***** Passage

Indian film director (1959–2021)

S. P. Jananathan (7 May 1959 – 14 March 2021) was an Indian film director, who worked in Tamil cinema.

== Early life ==
Jananathan worked as an assistant to directors like B. Lenin, Bharathan, Vincent Selva and Keyaar. He was a treasurer of the Tamil Film Directors’ Union. He produced Purampokku in collaboration with UTV Motion Pictures. Apart from directing, he also served as a visual effects director for Dharma and an associate director for Kumbakonam Gopalu, both of which were directed by Keyaar.

== Career ==
Jananathan's debut film as a director was the romantic drama Iyarkai (2003). Although it failed to deliver expectations in the box office, it went onto win the National Film Award for Best Feature Film in Tamil in 2004.

**********

Task list ▸
(1) In the passage on S. P. Jananathan, what award did his debut film win?
(2) Quote the Jananathan passage from "Indian film director (1959–2021)" to "directed by Keyaar.".
(3) Continue the article on S. P. Jananathan from where it stops.

***** Dataset

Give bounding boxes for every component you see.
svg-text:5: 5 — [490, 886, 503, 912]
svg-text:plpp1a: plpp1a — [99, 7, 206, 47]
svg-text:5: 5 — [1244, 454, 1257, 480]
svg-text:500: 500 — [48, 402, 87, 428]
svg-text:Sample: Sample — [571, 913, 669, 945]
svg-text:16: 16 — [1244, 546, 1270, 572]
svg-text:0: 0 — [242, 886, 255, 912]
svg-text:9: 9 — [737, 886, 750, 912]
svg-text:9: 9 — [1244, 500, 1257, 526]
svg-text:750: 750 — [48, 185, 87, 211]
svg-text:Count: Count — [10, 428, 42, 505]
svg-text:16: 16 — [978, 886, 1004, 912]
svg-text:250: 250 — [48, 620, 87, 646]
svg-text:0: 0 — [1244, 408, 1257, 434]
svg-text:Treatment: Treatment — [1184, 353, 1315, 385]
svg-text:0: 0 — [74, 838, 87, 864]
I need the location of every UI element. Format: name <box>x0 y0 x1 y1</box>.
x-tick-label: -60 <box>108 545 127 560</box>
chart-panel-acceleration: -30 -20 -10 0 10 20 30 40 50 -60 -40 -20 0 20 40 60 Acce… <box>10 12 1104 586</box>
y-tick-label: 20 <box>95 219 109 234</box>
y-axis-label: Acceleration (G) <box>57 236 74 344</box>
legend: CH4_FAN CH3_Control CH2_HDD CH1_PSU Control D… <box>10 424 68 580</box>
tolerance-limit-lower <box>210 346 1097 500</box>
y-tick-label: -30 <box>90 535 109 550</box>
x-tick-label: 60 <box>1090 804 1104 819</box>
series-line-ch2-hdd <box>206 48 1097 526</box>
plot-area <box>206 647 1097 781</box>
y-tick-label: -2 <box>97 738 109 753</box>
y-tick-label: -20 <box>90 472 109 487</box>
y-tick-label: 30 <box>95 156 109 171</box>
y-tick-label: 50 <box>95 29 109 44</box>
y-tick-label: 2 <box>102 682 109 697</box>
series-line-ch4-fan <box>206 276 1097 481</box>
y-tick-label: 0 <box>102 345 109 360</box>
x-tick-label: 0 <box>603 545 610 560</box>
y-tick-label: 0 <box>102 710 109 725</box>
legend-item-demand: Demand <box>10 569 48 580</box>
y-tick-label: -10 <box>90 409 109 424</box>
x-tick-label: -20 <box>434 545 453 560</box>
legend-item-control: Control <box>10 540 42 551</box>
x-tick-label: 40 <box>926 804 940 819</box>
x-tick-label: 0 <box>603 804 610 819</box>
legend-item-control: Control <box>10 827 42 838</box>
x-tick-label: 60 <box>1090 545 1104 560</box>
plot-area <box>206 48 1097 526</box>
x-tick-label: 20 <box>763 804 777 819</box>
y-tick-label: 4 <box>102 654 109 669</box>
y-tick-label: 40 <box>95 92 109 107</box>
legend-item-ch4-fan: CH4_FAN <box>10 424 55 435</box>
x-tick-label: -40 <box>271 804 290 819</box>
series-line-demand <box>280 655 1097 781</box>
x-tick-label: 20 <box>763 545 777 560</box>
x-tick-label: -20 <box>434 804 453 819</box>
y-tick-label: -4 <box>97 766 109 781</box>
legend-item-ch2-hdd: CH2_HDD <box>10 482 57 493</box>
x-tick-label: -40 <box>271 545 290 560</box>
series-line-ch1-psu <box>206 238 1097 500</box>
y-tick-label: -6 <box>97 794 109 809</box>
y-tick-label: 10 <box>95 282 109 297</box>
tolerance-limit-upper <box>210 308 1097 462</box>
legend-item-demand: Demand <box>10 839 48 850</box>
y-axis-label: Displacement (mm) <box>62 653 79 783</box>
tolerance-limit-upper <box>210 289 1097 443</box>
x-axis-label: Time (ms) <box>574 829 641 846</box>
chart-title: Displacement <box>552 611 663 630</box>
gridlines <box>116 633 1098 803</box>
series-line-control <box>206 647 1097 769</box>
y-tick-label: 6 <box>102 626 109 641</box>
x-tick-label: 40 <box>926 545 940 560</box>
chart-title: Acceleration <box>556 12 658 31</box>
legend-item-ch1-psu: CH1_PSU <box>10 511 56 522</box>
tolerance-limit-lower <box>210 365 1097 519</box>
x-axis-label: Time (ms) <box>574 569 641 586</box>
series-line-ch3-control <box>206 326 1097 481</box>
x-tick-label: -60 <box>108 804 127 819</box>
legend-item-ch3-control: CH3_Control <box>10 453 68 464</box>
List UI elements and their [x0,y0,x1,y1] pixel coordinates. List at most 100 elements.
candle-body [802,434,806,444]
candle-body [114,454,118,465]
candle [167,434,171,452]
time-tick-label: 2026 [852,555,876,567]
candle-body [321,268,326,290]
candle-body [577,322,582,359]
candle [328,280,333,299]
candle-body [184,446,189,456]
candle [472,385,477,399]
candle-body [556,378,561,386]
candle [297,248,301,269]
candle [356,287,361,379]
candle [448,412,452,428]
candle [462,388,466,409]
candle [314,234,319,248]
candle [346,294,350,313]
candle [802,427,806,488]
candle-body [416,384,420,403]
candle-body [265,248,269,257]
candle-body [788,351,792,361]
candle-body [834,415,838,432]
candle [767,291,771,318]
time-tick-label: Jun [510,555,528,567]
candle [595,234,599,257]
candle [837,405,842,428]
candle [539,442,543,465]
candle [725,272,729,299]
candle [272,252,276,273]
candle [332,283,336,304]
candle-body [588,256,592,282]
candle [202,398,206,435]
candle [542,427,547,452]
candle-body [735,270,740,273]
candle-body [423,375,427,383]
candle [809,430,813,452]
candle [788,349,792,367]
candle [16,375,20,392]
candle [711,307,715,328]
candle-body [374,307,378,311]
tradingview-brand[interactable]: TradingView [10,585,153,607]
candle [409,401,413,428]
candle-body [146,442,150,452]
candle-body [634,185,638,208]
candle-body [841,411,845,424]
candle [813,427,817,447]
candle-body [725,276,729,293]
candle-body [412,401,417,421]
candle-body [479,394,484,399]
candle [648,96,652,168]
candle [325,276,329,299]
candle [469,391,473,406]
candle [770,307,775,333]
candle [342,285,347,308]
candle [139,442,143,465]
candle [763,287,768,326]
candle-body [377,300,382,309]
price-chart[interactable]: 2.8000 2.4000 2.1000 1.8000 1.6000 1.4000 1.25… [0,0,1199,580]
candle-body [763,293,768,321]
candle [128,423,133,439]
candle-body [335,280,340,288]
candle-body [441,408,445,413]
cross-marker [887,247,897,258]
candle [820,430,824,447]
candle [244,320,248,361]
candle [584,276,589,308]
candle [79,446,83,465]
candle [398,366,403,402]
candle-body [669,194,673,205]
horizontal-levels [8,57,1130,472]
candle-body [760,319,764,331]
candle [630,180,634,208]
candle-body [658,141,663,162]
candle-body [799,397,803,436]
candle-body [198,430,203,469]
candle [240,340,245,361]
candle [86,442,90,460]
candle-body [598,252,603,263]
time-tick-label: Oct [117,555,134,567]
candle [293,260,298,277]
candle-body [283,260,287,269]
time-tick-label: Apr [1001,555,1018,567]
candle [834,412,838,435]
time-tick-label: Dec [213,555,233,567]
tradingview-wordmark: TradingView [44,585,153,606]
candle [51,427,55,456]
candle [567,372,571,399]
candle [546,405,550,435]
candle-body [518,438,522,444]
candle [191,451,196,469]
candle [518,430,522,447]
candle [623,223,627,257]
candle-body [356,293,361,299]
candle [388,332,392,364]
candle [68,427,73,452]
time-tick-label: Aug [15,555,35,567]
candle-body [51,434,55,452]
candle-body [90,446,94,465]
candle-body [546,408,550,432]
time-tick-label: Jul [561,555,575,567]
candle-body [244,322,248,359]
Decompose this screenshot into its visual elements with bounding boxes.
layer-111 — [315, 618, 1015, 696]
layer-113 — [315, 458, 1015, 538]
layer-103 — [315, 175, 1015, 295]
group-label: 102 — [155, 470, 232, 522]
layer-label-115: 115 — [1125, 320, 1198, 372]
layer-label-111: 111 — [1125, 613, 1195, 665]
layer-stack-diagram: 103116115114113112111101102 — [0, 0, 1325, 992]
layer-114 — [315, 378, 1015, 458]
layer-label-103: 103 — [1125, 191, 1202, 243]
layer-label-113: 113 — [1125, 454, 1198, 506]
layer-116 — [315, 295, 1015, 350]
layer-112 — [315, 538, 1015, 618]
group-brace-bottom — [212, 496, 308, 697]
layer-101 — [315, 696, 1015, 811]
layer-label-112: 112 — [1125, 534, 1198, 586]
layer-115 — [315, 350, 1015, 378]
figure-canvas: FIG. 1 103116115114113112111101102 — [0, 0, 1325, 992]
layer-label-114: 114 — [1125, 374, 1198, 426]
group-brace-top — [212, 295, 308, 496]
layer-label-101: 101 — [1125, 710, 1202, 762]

**********

Numbered responses ▸
(1) The National Film Award for Best Feature Film in Tamil, in 2004.

(2)
Indian film director (1959–2021)

S. P. Jananathan (7 May 1959 – 14 March 2021) was an Indian film director, who worked in Tamil cinema.

== Early life ==
Jananathan worked as an assistant to directors like B. Lenin, Bharathan, Vincent Selva and Keyaar. He was a treasurer of the Tamil Film Directors’ Union. He produced Purampokku in collaboration with UTV Motion Pictures. Apart from directing, he also served as a visual effects director for Dharma and an associate director for Kumbakonam Gopalu, both of which were directed by Keyaar.

(3)
In 2006, he directed the medical thriller film E. His third directorial film, Peraanmai, was an action-adventure film loosely based on the 1972 Russian movie The Dawns Here Are Quiet.

In 2015, Jananathan directed the political thriller Purampokku Engira Podhuvudamai, featuring Arya, Shaam, and Vijay Sethupathi. The film also saw the director making his debut as a producer.

His final directorial film was the 2021 film Laabam, in which he collaborated with Vijay Sethupathi for a second time.

== Death ==
Jananthan died on 14 March 2021 at the age of 61 after being unconscious for two days following a cardiac arrest. Prior to his death, he underwent treatment at a private hospital in Chennai and was under ventilator support. He was admitted in the ICU on 11 March 2021 by his assistants who found him unstable and unconscious at his residence in Chennai.

His final film, Laabam, was released six months after his death.

==Filmography==
=== As film director and writer ===
- Note: he is credited in all films as S. P. Jhananathan.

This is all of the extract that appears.